### RECORDS SHOWN ###

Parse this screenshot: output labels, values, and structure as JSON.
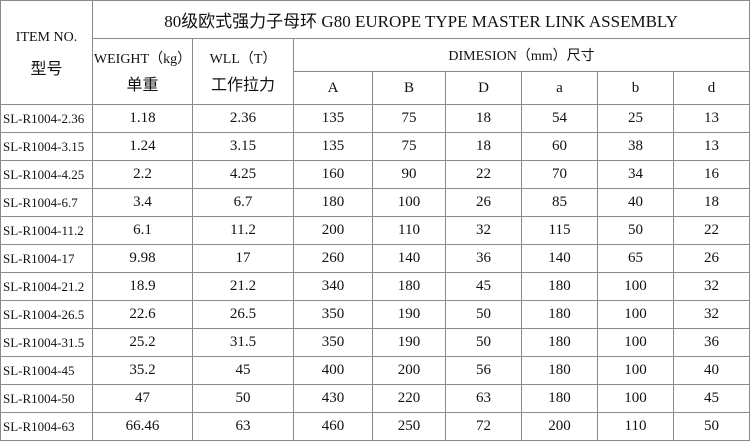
{
  "title": "80级欧式强力子母环  G80 EUROPE TYPE MASTER LINK ASSEMBLY",
  "headers": {
    "item_en": "ITEM NO.",
    "item_cn": "型号",
    "weight_en": "WEIGHT（kg）",
    "weight_cn": "单重",
    "wll_en": "WLL（T）",
    "wll_cn": "工作拉力",
    "dimension": "DIMESION（mm）尺寸",
    "dims": [
      "A",
      "B",
      "D",
      "a",
      "b",
      "d"
    ]
  },
  "rows": [
    [
      "SL-R1004-2.36",
      "1.18",
      "2.36",
      "135",
      "75",
      "18",
      "54",
      "25",
      "13"
    ],
    [
      "SL-R1004-3.15",
      "1.24",
      "3.15",
      "135",
      "75",
      "18",
      "60",
      "38",
      "13"
    ],
    [
      "SL-R1004-4.25",
      "2.2",
      "4.25",
      "160",
      "90",
      "22",
      "70",
      "34",
      "16"
    ],
    [
      "SL-R1004-6.7",
      "3.4",
      "6.7",
      "180",
      "100",
      "26",
      "85",
      "40",
      "18"
    ],
    [
      "SL-R1004-11.2",
      "6.1",
      "11.2",
      "200",
      "110",
      "32",
      "115",
      "50",
      "22"
    ],
    [
      "SL-R1004-17",
      "9.98",
      "17",
      "260",
      "140",
      "36",
      "140",
      "65",
      "26"
    ],
    [
      "SL-R1004-21.2",
      "18.9",
      "21.2",
      "340",
      "180",
      "45",
      "180",
      "100",
      "32"
    ],
    [
      "SL-R1004-26.5",
      "22.6",
      "26.5",
      "350",
      "190",
      "50",
      "180",
      "100",
      "32"
    ],
    [
      "SL-R1004-31.5",
      "25.2",
      "31.5",
      "350",
      "190",
      "50",
      "180",
      "100",
      "36"
    ],
    [
      "SL-R1004-45",
      "35.2",
      "45",
      "400",
      "200",
      "56",
      "180",
      "100",
      "40"
    ],
    [
      "SL-R1004-50",
      "47",
      "50",
      "430",
      "220",
      "63",
      "180",
      "100",
      "45"
    ],
    [
      "SL-R1004-63",
      "66.46",
      "63",
      "460",
      "250",
      "72",
      "200",
      "110",
      "50"
    ]
  ]
}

###

DIRECTION:
Can you repeat every record above exactly, apart from the pictures?

IN RESPONSE:
Parse this screenshot: output labels, values, and structure as JSON.
{
  "title": "80级欧式强力子母环  G80 EUROPE TYPE MASTER LINK ASSEMBLY",
  "headers": {
    "item_en": "ITEM NO.",
    "item_cn": "型号",
    "weight_en": "WEIGHT（kg）",
    "weight_cn": "单重",
    "wll_en": "WLL（T）",
    "wll_cn": "工作拉力",
    "dimension": "DIMESION（mm）尺寸",
    "dims": [
      "A",
      "B",
      "D",
      "a",
      "b",
      "d"
    ]
  },
  "rows": [
    [
      "SL-R1004-2.36",
      "1.18",
      "2.36",
      "135",
      "75",
      "18",
      "54",
      "25",
      "13"
    ],
    [
      "SL-R1004-3.15",
      "1.24",
      "3.15",
      "135",
      "75",
      "18",
      "60",
      "38",
      "13"
    ],
    [
      "SL-R1004-4.25",
      "2.2",
      "4.25",
      "160",
      "90",
      "22",
      "70",
      "34",
      "16"
    ],
    [
      "SL-R1004-6.7",
      "3.4",
      "6.7",
      "180",
      "100",
      "26",
      "85",
      "40",
      "18"
    ],
    [
      "SL-R1004-11.2",
      "6.1",
      "11.2",
      "200",
      "110",
      "32",
      "115",
      "50",
      "22"
    ],
    [
      "SL-R1004-17",
      "9.98",
      "17",
      "260",
      "140",
      "36",
      "140",
      "65",
      "26"
    ],
    [
      "SL-R1004-21.2",
      "18.9",
      "21.2",
      "340",
      "180",
      "45",
      "180",
      "100",
      "32"
    ],
    [
      "SL-R1004-26.5",
      "22.6",
      "26.5",
      "350",
      "190",
      "50",
      "180",
      "100",
      "32"
    ],
    [
      "SL-R1004-31.5",
      "25.2",
      "31.5",
      "350",
      "190",
      "50",
      "180",
      "100",
      "36"
    ],
    [
      "SL-R1004-45",
      "35.2",
      "45",
      "400",
      "200",
      "56",
      "180",
      "100",
      "40"
    ],
    [
      "SL-R1004-50",
      "47",
      "50",
      "430",
      "220",
      "63",
      "180",
      "100",
      "45"
    ],
    [
      "SL-R1004-63",
      "66.46",
      "63",
      "460",
      "250",
      "72",
      "200",
      "110",
      "50"
    ]
  ]
}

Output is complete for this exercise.